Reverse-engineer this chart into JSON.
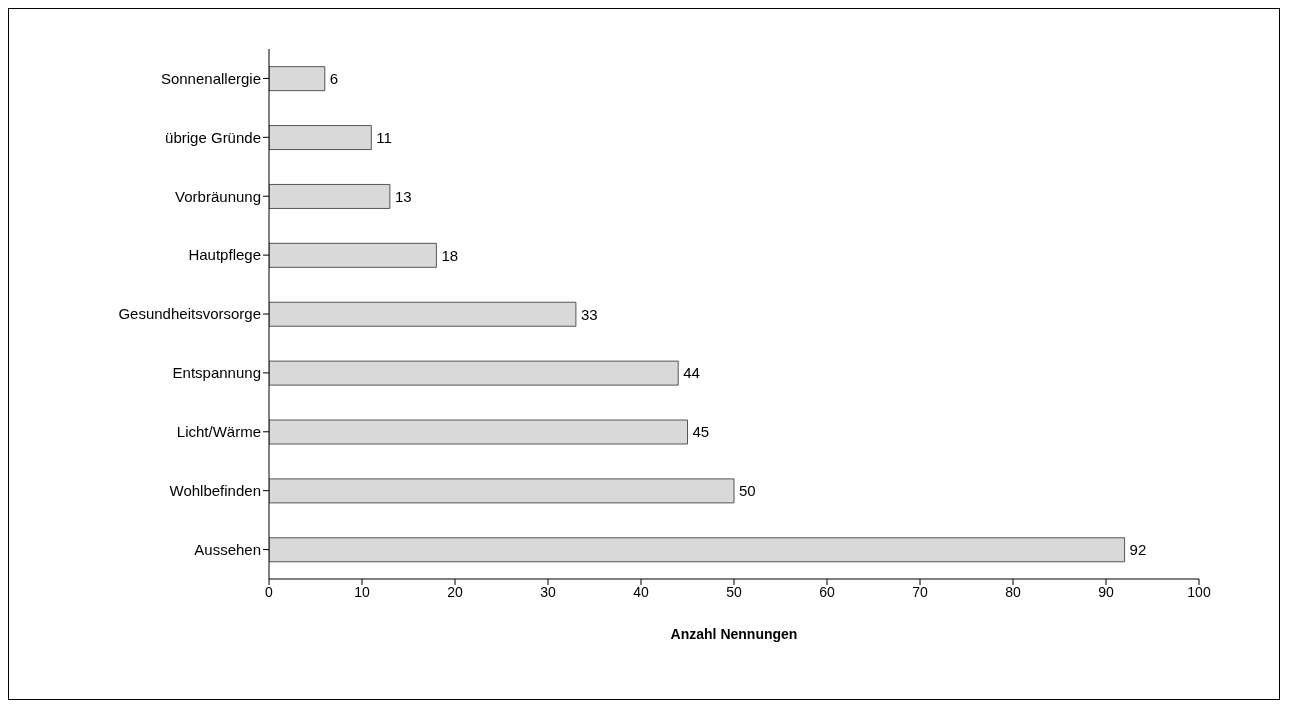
{
  "chart_data": {
    "type": "bar",
    "orientation": "horizontal",
    "xlabel": "Anzahl Nennungen",
    "categories": [
      "Sonnenallergie",
      "übrige Gründe",
      "Vorbräunung",
      "Hautpflege",
      "Gesundheitsvorsorge",
      "Entspannung",
      "Licht/Wärme",
      "Wohlbefinden",
      "Aussehen"
    ],
    "values": [
      6,
      11,
      13,
      18,
      33,
      44,
      45,
      50,
      92
    ],
    "color": "#d9d9d9",
    "xlim": [
      0,
      100
    ],
    "xticks": [
      0,
      10,
      20,
      30,
      40,
      50,
      60,
      70,
      80,
      90,
      100
    ],
    "data_labels": true,
    "grid": false,
    "legend": false
  }
}
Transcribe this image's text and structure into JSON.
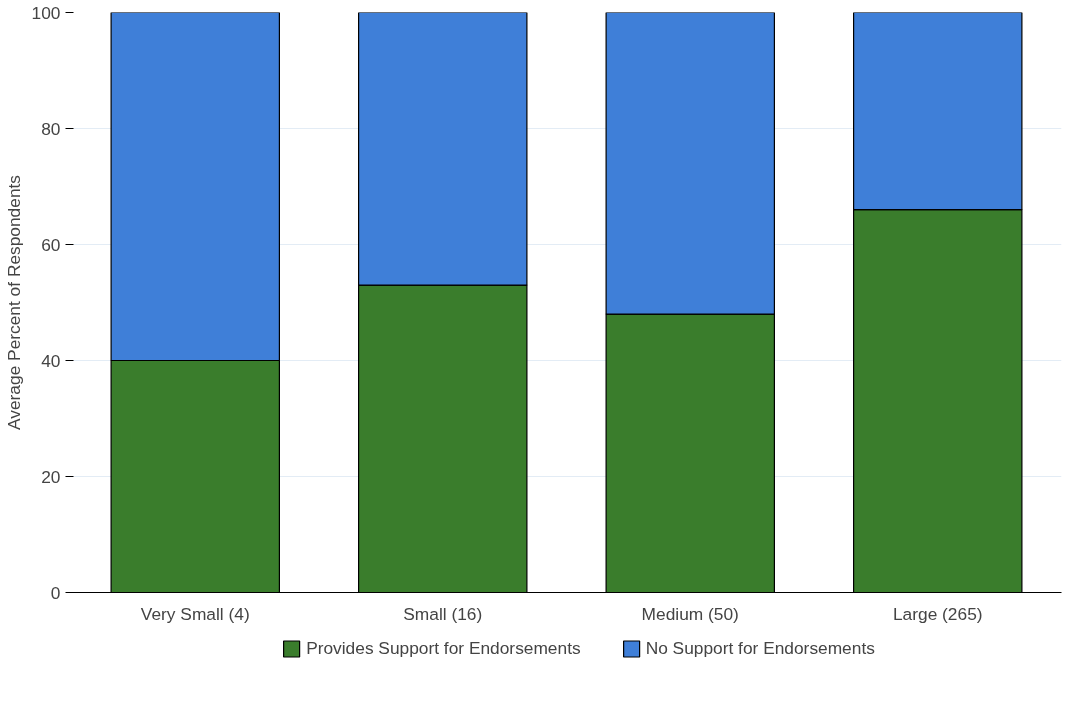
{
  "chart_data": {
    "type": "bar",
    "stacked": true,
    "ylabel": "Average Percent of Respondents",
    "categories": [
      "Very Small (4)",
      "Small (16)",
      "Medium (50)",
      "Large (265)"
    ],
    "series": [
      {
        "name": "Provides Support for Endorsements",
        "color": "#3a7d2c",
        "values": [
          40,
          53,
          48,
          66
        ]
      },
      {
        "name": "No Support for Endorsements",
        "color": "#3f7fd8",
        "values": [
          60,
          47,
          52,
          34
        ]
      }
    ],
    "ylim": [
      0,
      100
    ],
    "yticks": [
      0,
      20,
      40,
      60,
      80,
      100
    ],
    "grid": "y",
    "legend": "bottom"
  }
}
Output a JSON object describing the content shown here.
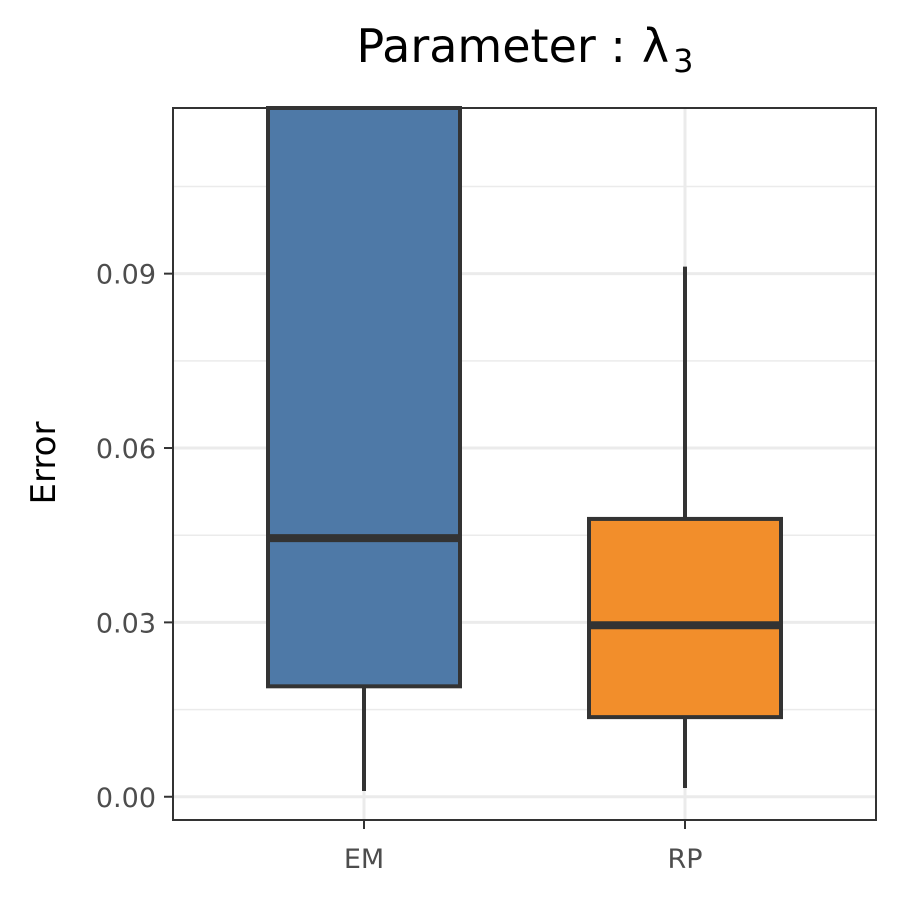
{
  "chart_data": {
    "type": "boxplot",
    "title_prefix": "Parameter :",
    "title_symbol": "λ",
    "title_subscript": "3",
    "xlabel": "",
    "ylabel": "Error",
    "ylim": [
      -0.004,
      0.1185
    ],
    "yticks": [
      0.0,
      0.03,
      0.06,
      0.09
    ],
    "ytick_labels": [
      "0.00",
      "0.03",
      "0.06",
      "0.09"
    ],
    "grid": true,
    "legend": "none",
    "categories": [
      "EM",
      "RP"
    ],
    "boxes": [
      {
        "category": "EM",
        "whisker_low": 0.001,
        "q1": 0.019,
        "median": 0.0445,
        "q3": 0.1185,
        "whisker_high": 0.1185,
        "color": "#4e79a7"
      },
      {
        "category": "RP",
        "whisker_low": 0.0015,
        "q1": 0.0137,
        "median": 0.0295,
        "q3": 0.0478,
        "whisker_high": 0.0912,
        "color": "#f28e2b"
      }
    ],
    "colors": {
      "panel_border": "#333333",
      "box_outline": "#333333",
      "grid": "#ebebeb",
      "tick_text": "#4d4d4d"
    }
  }
}
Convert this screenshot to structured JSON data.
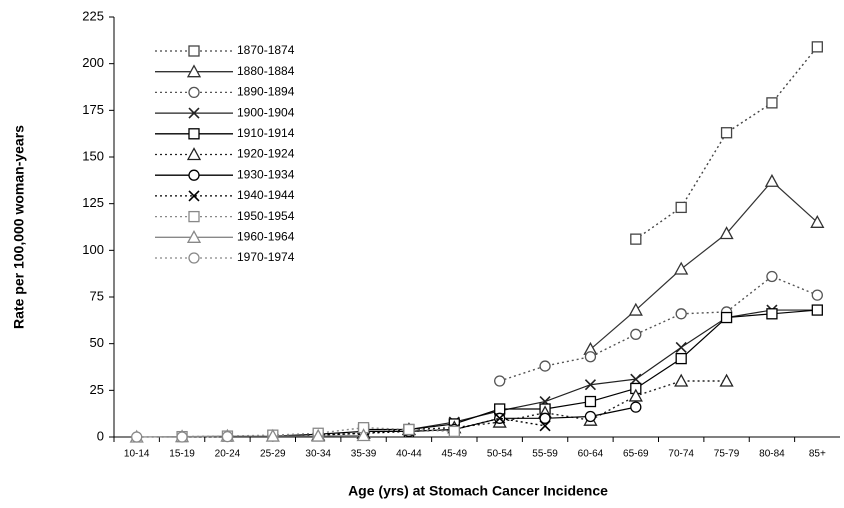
{
  "chart_data": {
    "type": "line",
    "x_label": "Age (yrs) at Stomach Cancer Incidence",
    "y_label": "Rate per 100,000 woman-years",
    "categories": [
      "10-14",
      "15-19",
      "20-24",
      "25-29",
      "30-34",
      "35-39",
      "40-44",
      "45-49",
      "50-54",
      "55-59",
      "60-64",
      "65-69",
      "70-74",
      "75-79",
      "80-84",
      "85+"
    ],
    "ylim": [
      0,
      225
    ],
    "yticks": [
      0,
      25,
      50,
      75,
      100,
      125,
      150,
      175,
      200,
      225
    ],
    "legend": "upper left",
    "series": [
      {
        "name": "1870-1874",
        "color": "#444444",
        "dashed": true,
        "marker": "square",
        "values": [
          null,
          null,
          null,
          null,
          null,
          null,
          null,
          null,
          null,
          null,
          null,
          106,
          123,
          163,
          179,
          209
        ]
      },
      {
        "name": "1880-1884",
        "color": "#333333",
        "dashed": false,
        "marker": "triangle",
        "values": [
          null,
          null,
          null,
          null,
          null,
          null,
          null,
          null,
          null,
          null,
          47,
          68,
          90,
          109,
          137,
          115
        ]
      },
      {
        "name": "1890-1894",
        "color": "#555555",
        "dashed": true,
        "marker": "circle",
        "values": [
          null,
          null,
          null,
          null,
          null,
          null,
          null,
          null,
          30,
          38,
          43,
          55,
          66,
          67,
          86,
          76
        ]
      },
      {
        "name": "1900-1904",
        "color": "#222222",
        "dashed": false,
        "marker": "x",
        "values": [
          null,
          null,
          null,
          null,
          null,
          null,
          4,
          8,
          14,
          19,
          28,
          31,
          48,
          64,
          68,
          68
        ]
      },
      {
        "name": "1910-1914",
        "color": "#000000",
        "dashed": false,
        "marker": "square",
        "values": [
          null,
          null,
          null,
          null,
          null,
          4,
          4,
          7,
          15,
          15,
          19,
          26,
          42,
          64,
          66,
          68
        ]
      },
      {
        "name": "1920-1924",
        "color": "#222222",
        "dashed": true,
        "marker": "triangle",
        "values": [
          null,
          null,
          null,
          null,
          1,
          2,
          4,
          5,
          8,
          13,
          9,
          22,
          30,
          30,
          null,
          null
        ]
      },
      {
        "name": "1930-1934",
        "color": "#000000",
        "dashed": false,
        "marker": "circle",
        "values": [
          null,
          null,
          null,
          0.5,
          1.5,
          3,
          3,
          4,
          10,
          10,
          11,
          16,
          null,
          null,
          null,
          null
        ]
      },
      {
        "name": "1940-1944",
        "color": "#000000",
        "dashed": true,
        "marker": "x",
        "values": [
          null,
          null,
          0.3,
          0.5,
          1,
          2,
          3,
          4,
          10,
          6,
          null,
          null,
          null,
          null,
          null,
          null
        ]
      },
      {
        "name": "1950-1954",
        "color": "#888888",
        "dashed": true,
        "marker": "square",
        "values": [
          null,
          0.2,
          0.5,
          1,
          2,
          5,
          4,
          3,
          null,
          null,
          null,
          null,
          null,
          null,
          null,
          null
        ]
      },
      {
        "name": "1960-1964",
        "color": "#888888",
        "dashed": false,
        "marker": "triangle",
        "values": [
          0,
          0.2,
          0.5,
          0.5,
          0.5,
          0.8,
          null,
          null,
          null,
          null,
          null,
          null,
          null,
          null,
          null,
          null
        ]
      },
      {
        "name": "1970-1974",
        "color": "#888888",
        "dashed": true,
        "marker": "circle",
        "values": [
          0,
          0,
          0.2,
          null,
          null,
          null,
          null,
          null,
          null,
          null,
          null,
          null,
          null,
          null,
          null,
          null
        ]
      }
    ]
  }
}
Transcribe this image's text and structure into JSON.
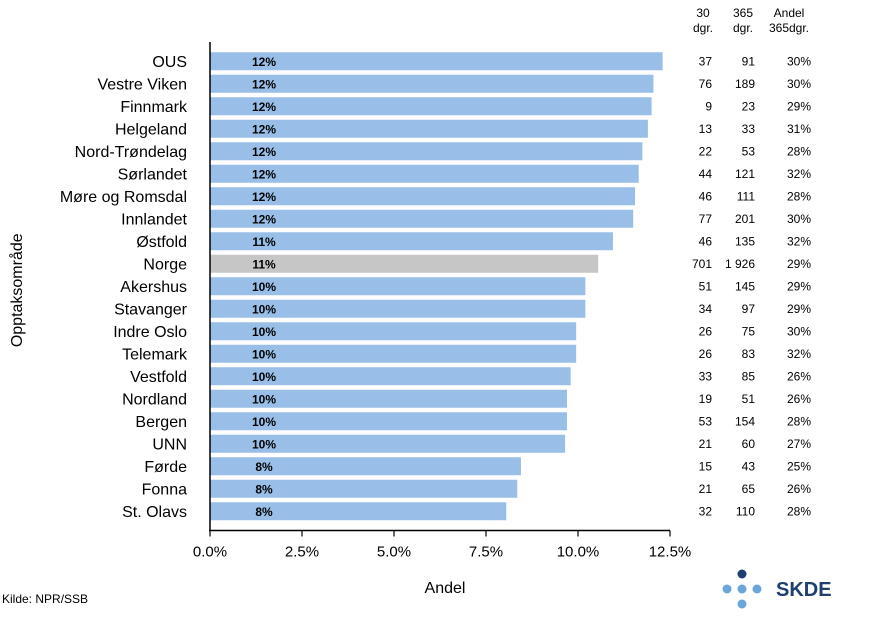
____________
◆ **THE PROBLEM**
The data above should be repeated exactly, minus any pictures.

◆ **FULL RESPONSE**
Reverse-engineer this chart into JSON.
{
  "chart_data": {
    "type": "bar",
    "orientation": "horizontal",
    "xlabel": "Anzahl Nennungen",
    "categories": [
      "Sonnenallergie",
      "übrige Gründe",
      "Vorbräunung",
      "Hautpflege",
      "Gesundheitsvorsorge",
      "Entspannung",
      "Licht/Wärme",
      "Wohlbefinden",
      "Aussehen"
    ],
    "values": [
      6,
      11,
      13,
      18,
      33,
      44,
      45,
      50,
      92
    ],
    "color": "#d9d9d9",
    "xlim": [
      0,
      100
    ],
    "xticks": [
      0,
      10,
      20,
      30,
      40,
      50,
      60,
      70,
      80,
      90,
      100
    ],
    "data_labels": true,
    "grid": false,
    "legend": false
  }
}
Transcribe this image's text and structure into JSON.
{
  "chart_data": {
    "type": "bar",
    "stacked": true,
    "ylabel": "Average Percent of Respondents",
    "categories": [
      "Very Small (4)",
      "Small (16)",
      "Medium (50)",
      "Large (265)"
    ],
    "series": [
      {
        "name": "Provides Support for Endorsements",
        "color": "#3a7d2c",
        "values": [
          40,
          53,
          48,
          66
        ]
      },
      {
        "name": "No Support for Endorsements",
        "color": "#3f7fd8",
        "values": [
          60,
          47,
          52,
          34
        ]
      }
    ],
    "ylim": [
      0,
      100
    ],
    "yticks": [
      0,
      20,
      40,
      60,
      80,
      100
    ],
    "grid": "y",
    "legend": "bottom"
  }
}
Output a JSON object describing the content shown here.
{
  "chart_data": {
    "type": "boxplot",
    "title_prefix": "Parameter :",
    "title_symbol": "λ",
    "title_subscript": "3",
    "xlabel": "",
    "ylabel": "Error",
    "ylim": [
      -0.004,
      0.1185
    ],
    "yticks": [
      0.0,
      0.03,
      0.06,
      0.09
    ],
    "ytick_labels": [
      "0.00",
      "0.03",
      "0.06",
      "0.09"
    ],
    "grid": true,
    "legend": "none",
    "categories": [
      "EM",
      "RP"
    ],
    "boxes": [
      {
        "category": "EM",
        "whisker_low": 0.001,
        "q1": 0.019,
        "median": 0.0445,
        "q3": 0.1185,
        "whisker_high": 0.1185,
        "color": "#4e79a7"
      },
      {
        "category": "RP",
        "whisker_low": 0.0015,
        "q1": 0.0137,
        "median": 0.0295,
        "q3": 0.0478,
        "whisker_high": 0.0912,
        "color": "#f28e2b"
      }
    ],
    "colors": {
      "panel_border": "#333333",
      "box_outline": "#333333",
      "grid": "#ebebeb",
      "tick_text": "#4d4d4d"
    }
  }
}
Convert this screenshot to structured JSON data.
{
  "chart_data": {
    "type": "line",
    "x_label": "Age (yrs) at Stomach Cancer Incidence",
    "y_label": "Rate per 100,000 woman-years",
    "categories": [
      "10-14",
      "15-19",
      "20-24",
      "25-29",
      "30-34",
      "35-39",
      "40-44",
      "45-49",
      "50-54",
      "55-59",
      "60-64",
      "65-69",
      "70-74",
      "75-79",
      "80-84",
      "85+"
    ],
    "ylim": [
      0,
      225
    ],
    "yticks": [
      0,
      25,
      50,
      75,
      100,
      125,
      150,
      175,
      200,
      225
    ],
    "legend": "upper left",
    "series": [
      {
        "name": "1870-1874",
        "color": "#444444",
        "dashed": true,
        "marker": "square",
        "values": [
          null,
          null,
          null,
          null,
          null,
          null,
          null,
          null,
          null,
          null,
          null,
          106,
          123,
          163,
          179,
          209
        ]
      },
      {
        "name": "1880-1884",
        "color": "#333333",
        "dashed": false,
        "marker": "triangle",
        "values": [
          null,
          null,
          null,
          null,
          null,
          null,
          null,
          null,
          null,
          null,
          47,
          68,
          90,
          109,
          137,
          115
        ]
      },
      {
        "name": "1890-1894",
        "color": "#555555",
        "dashed": true,
        "marker": "circle",
        "values": [
          null,
          null,
          null,
          null,
          null,
          null,
          null,
          null,
          30,
          38,
          43,
          55,
          66,
          67,
          86,
          76
        ]
      },
      {
        "name": "1900-1904",
        "color": "#222222",
        "dashed": false,
        "marker": "x",
        "values": [
          null,
          null,
          null,
          null,
          null,
          null,
          4,
          8,
          14,
          19,
          28,
          31,
          48,
          64,
          68,
          68
        ]
      },
      {
        "name": "1910-1914",
        "color": "#000000",
        "dashed": false,
        "marker": "square",
        "values": [
          null,
          null,
          null,
          null,
          null,
          4,
          4,
          7,
          15,
          15,
          19,
          26,
          42,
          64,
          66,
          68
        ]
      },
      {
        "name": "1920-1924",
        "color": "#222222",
        "dashed": true,
        "marker": "triangle",
        "values": [
          null,
          null,
          null,
          null,
          1,
          2,
          4,
          5,
          8,
          13,
          9,
          22,
          30,
          30,
          null,
          null
        ]
      },
      {
        "name": "1930-1934",
        "color": "#000000",
        "dashed": false,
        "marker": "circle",
        "values": [
          null,
          null,
          null,
          0.5,
          1.5,
          3,
          3,
          4,
          10,
          10,
          11,
          16,
          null,
          null,
          null,
          null
        ]
      },
      {
        "name": "1940-1944",
        "color": "#000000",
        "dashed": true,
        "marker": "x",
        "values": [
          null,
          null,
          0.3,
          0.5,
          1,
          2,
          3,
          4,
          10,
          6,
          null,
          null,
          null,
          null,
          null,
          null
        ]
      },
      {
        "name": "1950-1954",
        "color": "#888888",
        "dashed": true,
        "marker": "square",
        "values": [
          null,
          0.2,
          0.5,
          1,
          2,
          5,
          4,
          3,
          null,
          null,
          null,
          null,
          null,
          null,
          null,
          null
        ]
      },
      {
        "name": "1960-1964",
        "color": "#888888",
        "dashed": false,
        "marker": "triangle",
        "values": [
          0,
          0.2,
          0.5,
          0.5,
          0.5,
          0.8,
          null,
          null,
          null,
          null,
          null,
          null,
          null,
          null,
          null,
          null
        ]
      },
      {
        "name": "1970-1974",
        "color": "#888888",
        "dashed": true,
        "marker": "circle",
        "values": [
          0,
          0,
          0.2,
          null,
          null,
          null,
          null,
          null,
          null,
          null,
          null,
          null,
          null,
          null,
          null,
          null
        ]
      }
    ]
  }
}
Transcribe this image's text and structure into JSON.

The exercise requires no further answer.